## SET EXERCISE
Write out all entries word for word.

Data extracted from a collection

- - - - - - -

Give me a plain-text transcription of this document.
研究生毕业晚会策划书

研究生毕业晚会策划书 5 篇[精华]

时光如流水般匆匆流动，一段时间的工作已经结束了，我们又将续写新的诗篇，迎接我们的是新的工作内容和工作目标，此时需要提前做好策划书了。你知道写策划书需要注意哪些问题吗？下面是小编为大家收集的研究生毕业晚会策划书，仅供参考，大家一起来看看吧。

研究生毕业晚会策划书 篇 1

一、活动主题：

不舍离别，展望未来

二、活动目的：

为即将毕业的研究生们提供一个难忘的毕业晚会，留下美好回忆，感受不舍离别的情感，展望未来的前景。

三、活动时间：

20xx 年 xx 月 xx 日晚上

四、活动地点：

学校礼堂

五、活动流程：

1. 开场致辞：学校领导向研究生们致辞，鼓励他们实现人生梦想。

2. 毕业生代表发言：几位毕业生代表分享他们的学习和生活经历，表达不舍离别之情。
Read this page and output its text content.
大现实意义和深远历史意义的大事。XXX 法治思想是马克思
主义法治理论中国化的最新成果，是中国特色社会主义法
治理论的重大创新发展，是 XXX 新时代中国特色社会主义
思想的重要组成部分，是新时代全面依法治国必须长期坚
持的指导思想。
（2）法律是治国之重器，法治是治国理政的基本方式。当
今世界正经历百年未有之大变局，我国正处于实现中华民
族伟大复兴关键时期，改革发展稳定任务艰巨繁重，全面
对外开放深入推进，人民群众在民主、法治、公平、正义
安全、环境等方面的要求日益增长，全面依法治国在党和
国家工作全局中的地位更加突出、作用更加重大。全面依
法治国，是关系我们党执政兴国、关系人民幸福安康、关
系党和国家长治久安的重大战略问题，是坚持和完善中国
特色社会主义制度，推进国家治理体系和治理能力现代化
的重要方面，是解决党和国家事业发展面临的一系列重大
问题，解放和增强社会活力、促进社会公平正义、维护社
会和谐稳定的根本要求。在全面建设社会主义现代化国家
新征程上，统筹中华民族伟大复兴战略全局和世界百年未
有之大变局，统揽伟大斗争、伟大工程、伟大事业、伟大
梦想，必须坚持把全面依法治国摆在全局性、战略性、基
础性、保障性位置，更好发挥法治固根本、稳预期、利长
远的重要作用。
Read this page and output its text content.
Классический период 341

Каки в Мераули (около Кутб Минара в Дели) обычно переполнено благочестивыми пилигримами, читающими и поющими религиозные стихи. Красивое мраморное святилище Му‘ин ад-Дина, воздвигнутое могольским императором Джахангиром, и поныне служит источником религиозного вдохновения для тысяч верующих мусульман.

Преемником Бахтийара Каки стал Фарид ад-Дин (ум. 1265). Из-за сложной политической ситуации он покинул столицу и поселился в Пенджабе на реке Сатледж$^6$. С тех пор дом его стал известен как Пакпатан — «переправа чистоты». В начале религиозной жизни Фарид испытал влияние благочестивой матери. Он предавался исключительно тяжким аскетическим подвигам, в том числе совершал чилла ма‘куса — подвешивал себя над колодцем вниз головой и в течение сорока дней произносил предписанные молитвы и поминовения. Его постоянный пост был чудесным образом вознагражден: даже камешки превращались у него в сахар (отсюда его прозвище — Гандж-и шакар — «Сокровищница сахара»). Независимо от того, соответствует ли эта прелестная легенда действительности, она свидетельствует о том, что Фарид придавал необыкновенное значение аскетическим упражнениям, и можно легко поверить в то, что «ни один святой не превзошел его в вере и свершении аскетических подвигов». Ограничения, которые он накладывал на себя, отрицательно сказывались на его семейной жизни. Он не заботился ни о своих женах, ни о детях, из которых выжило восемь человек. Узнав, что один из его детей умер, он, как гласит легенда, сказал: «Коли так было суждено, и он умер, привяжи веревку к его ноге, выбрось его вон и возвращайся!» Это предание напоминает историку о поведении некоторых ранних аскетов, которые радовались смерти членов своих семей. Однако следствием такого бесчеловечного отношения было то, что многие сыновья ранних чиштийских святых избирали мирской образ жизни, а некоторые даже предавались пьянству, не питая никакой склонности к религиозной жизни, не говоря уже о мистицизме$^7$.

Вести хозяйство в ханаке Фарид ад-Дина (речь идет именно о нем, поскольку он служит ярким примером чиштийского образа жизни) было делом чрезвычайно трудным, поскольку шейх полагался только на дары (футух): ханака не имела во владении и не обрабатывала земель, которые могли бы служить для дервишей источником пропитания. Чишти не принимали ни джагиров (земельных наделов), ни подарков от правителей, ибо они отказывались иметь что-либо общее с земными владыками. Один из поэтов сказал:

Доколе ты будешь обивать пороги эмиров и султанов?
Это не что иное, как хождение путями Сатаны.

- - - - - - -

## WRITTEN ANSWER
Give me a plain-text transcription of this document.
研究生毕业晚会策划书

研究生毕业晚会策划书 5 篇[精华]

时光如流水般匆匆流动，一段时间的工作已经结束了，我们又将续写新的诗篇，迎接我们的是新的工作内容和工作目标，此时需要提前做好策划书了。你知道写策划书需要注意哪些问题吗？下面是小编为大家收集的研究生毕业晚会策划书，仅供参考，大家一起来看看吧。

研究生毕业晚会策划书 篇 1

一、活动主题：

不舍离别，展望未来

二、活动目的：

为即将毕业的研究生们提供一个难忘的毕业晚会，留下美好回忆，感受不舍离别的情感，展望未来的前景。

三、活动时间：

20xx 年 xx 月 xx 日晚上

四、活动地点：

学校礼堂

五、活动流程：

1. 开场致辞：学校领导向研究生们致辞，鼓励他们实现人生梦想。

2. 毕业生代表发言：几位毕业生代表分享他们的学习和生活经历，表达不舍离别之情。
Read this page and output its text content.
大现实意义和深远历史意义的大事。XXX 法治思想是马克思
主义法治理论中国化的最新成果，是中国特色社会主义法
治理论的重大创新发展，是 XXX 新时代中国特色社会主义
思想的重要组成部分，是新时代全面依法治国必须长期坚
持的指导思想。
（2）法律是治国之重器，法治是治国理政的基本方式。当
今世界正经历百年未有之大变局，我国正处于实现中华民
族伟大复兴关键时期，改革发展稳定任务艰巨繁重，全面
对外开放深入推进，人民群众在民主、法治、公平、正义
安全、环境等方面的要求日益增长，全面依法治国在党和
国家工作全局中的地位更加突出、作用更加重大。全面依
法治国，是关系我们党执政兴国、关系人民幸福安康、关
系党和国家长治久安的重大战略问题，是坚持和完善中国
特色社会主义制度，推进国家治理体系和治理能力现代化
的重要方面，是解决党和国家事业发展面临的一系列重大
问题，解放和增强社会活力、促进社会公平正义、维护社
会和谐稳定的根本要求。在全面建设社会主义现代化国家
新征程上，统筹中华民族伟大复兴战略全局和世界百年未
有之大变局，统揽伟大斗争、伟大工程、伟大事业、伟大
梦想，必须坚持把全面依法治国摆在全局性、战略性、基
础性、保障性位置，更好发挥法治固根本、稳预期、利长
远的重要作用。
Read this page and output its text content.
Классический период 341

Каки в Мераули (около Кутб Минара в Дели) обычно переполнено благочестивыми пилигримами, читающими и поющими религиозные стихи. Красивое мраморное святилище Му‘ин ад-Дина, воздвигнутое могольским императором Джахангиром, и поныне служит источником религиозного вдохновения для тысяч верующих мусульман.

Преемником Бахтийара Каки стал Фарид ад-Дин (ум. 1265). Из-за сложной политической ситуации он покинул столицу и поселился в Пенджабе на реке Сатледж$^6$. С тех пор дом его стал известен как Пакпатан — «переправа чистоты». В начале религиозной жизни Фарид испытал влияние благочестивой матери. Он предавался исключительно тяжким аскетическим подвигам, в том числе совершал чилла ма‘куса — подвешивал себя над колодцем вниз головой и в течение сорока дней произносил предписанные молитвы и поминовения. Его постоянный пост был чудесным образом вознагражден: даже камешки превращались у него в сахар (отсюда его прозвище — Гандж-и шакар — «Сокровищница сахара»). Независимо от того, соответствует ли эта прелестная легенда действительности, она свидетельствует о том, что Фарид придавал необыкновенное значение аскетическим упражнениям, и можно легко поверить в то, что «ни один святой не превзошел его в вере и свершении аскетических подвигов». Ограничения, которые он накладывал на себя, отрицательно сказывались на его семейной жизни. Он не заботился ни о своих женах, ни о детях, из которых выжило восемь человек. Узнав, что один из его детей умер, он, как гласит легенда, сказал: «Коли так было суждено, и он умер, привяжи веревку к его ноге, выбрось его вон и возвращайся!» Это предание напоминает историку о поведении некоторых ранних аскетов, которые радовались смерти членов своих семей. Однако следствием такого бесчеловечного отношения было то, что многие сыновья ранних чиштийских святых избирали мирской образ жизни, а некоторые даже предавались пьянству, не питая никакой склонности к религиозной жизни, не говоря уже о мистицизме$^7$.

Вести хозяйство в ханаке Фарид ад-Дина (речь идет именно о нем, поскольку он служит ярким примером чиштийского образа жизни) было делом чрезвычайно трудным, поскольку шейх полагался только на дары (футух): ханака не имела во владении и не обрабатывала земель, которые могли бы служить для дервишей источником пропитания. Чишти не принимали ни джагиров (земельных наделов), ни подарков от правителей, ибо они отказывались иметь что-либо общее с земными владыками. Один из поэтов сказал:

Доколе ты будешь обивать пороги эмиров и султанов?
Это не что иное, как хождение путями Сатаны.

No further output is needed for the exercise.